- _TASK STATEMENT_: Out of the lines below, please list those that hold the string "注意读好轻声".

- _Dataset entries_:
※

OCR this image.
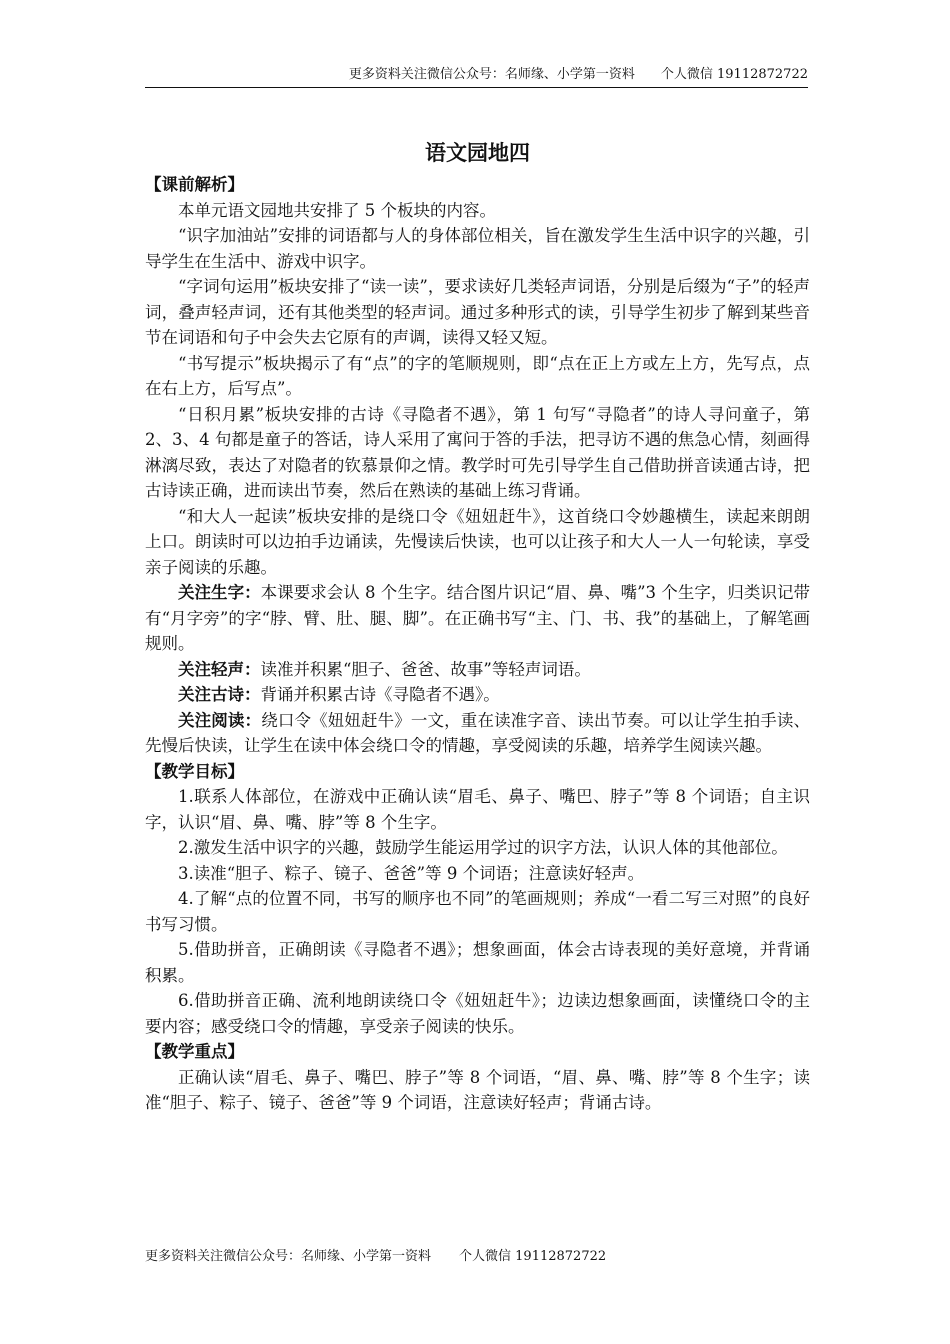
更多资料关注微信公众号：名师缘、小学第一资料 个人微信 19112872722
语文园地四
【课前解析】

本单元语文园地共安排了 5 个板块的内容。

“识字加油站”安排的词语都与人的身体部位相关，旨在激发学生生活中识字的兴趣，引导学生在生活中、游戏中识字。

“字词句运用”板块安排了“读一读”，要求读好几类轻声词语，分别是后缀为“子”的轻声词，叠声轻声词，还有其他类型的轻声词。通过多种形式的读，引导学生初步了解到某些音节在词语和句子中会失去它原有的声调，读得又轻又短。

“书写提示”板块揭示了有“点”的字的笔顺规则，即“点在正上方或左上方，先写点，点在右上方，后写点”。

“日积月累”板块安排的古诗《寻隐者不遇》，第 1 句写“寻隐者”的诗人寻问童子，第 2、3、4 句都是童子的答话，诗人采用了寓问于答的手法，把寻访不遇的焦急心情，刻画得淋漓尽致，表达了对隐者的钦慕景仰之情。教学时可先引导学生自己借助拼音读通古诗，把古诗读正确，进而读出节奏，然后在熟读的基础上练习背诵。

“和大人一起读”板块安排的是绕口令《妞妞赶牛》，这首绕口令妙趣横生，读起来朗朗上口。朗读时可以边拍手边诵读，先慢读后快读，也可以让孩子和大人一人一句轮读，享受亲子阅读的乐趣。

关注生字：本课要求会认 8 个生字。结合图片识记“眉、鼻、嘴”3 个生字，归类识记带有“月字旁”的字“脖、臂、肚、腿、脚”。在正确书写“主、门、书、我”的基础上，了解笔画规则。

关注轻声：读准并积累“胆子、爸爸、故事”等轻声词语。

关注古诗：背诵并积累古诗《寻隐者不遇》。

关注阅读：绕口令《妞妞赶牛》一文，重在读准字音、读出节奏。可以让学生拍手读、先慢后快读，让学生在读中体会绕口令的情趣，享受阅读的乐趣，培养学生阅读兴趣。

【教学目标】

1.联系人体部位，在游戏中正确认读“眉毛、鼻子、嘴巴、脖子”等 8 个词语；自主识字，认识“眉、鼻、嘴、脖”等 8 个生字。

2.激发生活中识字的兴趣，鼓励学生能运用学过的识字方法，认识人体的其他部位。

3.读准“胆子、粽子、镜子、爸爸”等 9 个词语；注意读好轻声。

4.了解“点的位置不同，书写的顺序也不同”的笔画规则；养成“一看二写三对照”的良好书写习惯。

5.借助拼音，正确朗读《寻隐者不遇》；想象画面，体会古诗表现的美好意境，并背诵积累。

6.借助拼音正确、流利地朗读绕口令《妞妞赶牛》；边读边想象画面，读懂绕口令的主要内容；感受绕口令的情趣，享受亲子阅读的快乐。

【教学重点】

正确认读“眉毛、鼻子、嘴巴、脖子”等 8 个词语，“眉、鼻、嘴、脖”等 8 个生字；读准“胆子、粽子、镜子、爸爸”等 9 个词语，注意读好轻声；背诵古诗。

更多资料关注微信公众号：名师缘、小学第一资料 个人微信 19112872722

※

- _ANSWER FOR THE TASK_:
3.读准“胆子、粽子、镜子、爸爸”等 9 个词语；注意读好轻声。
正确认读“眉毛、鼻子、嘴巴、脖子”等 8 个词语，“眉、鼻、嘴、脖”等 8 个生字；读准“胆子、粽子、镜子、爸爸”等 9 个词语，注意读好轻声；背诵古诗。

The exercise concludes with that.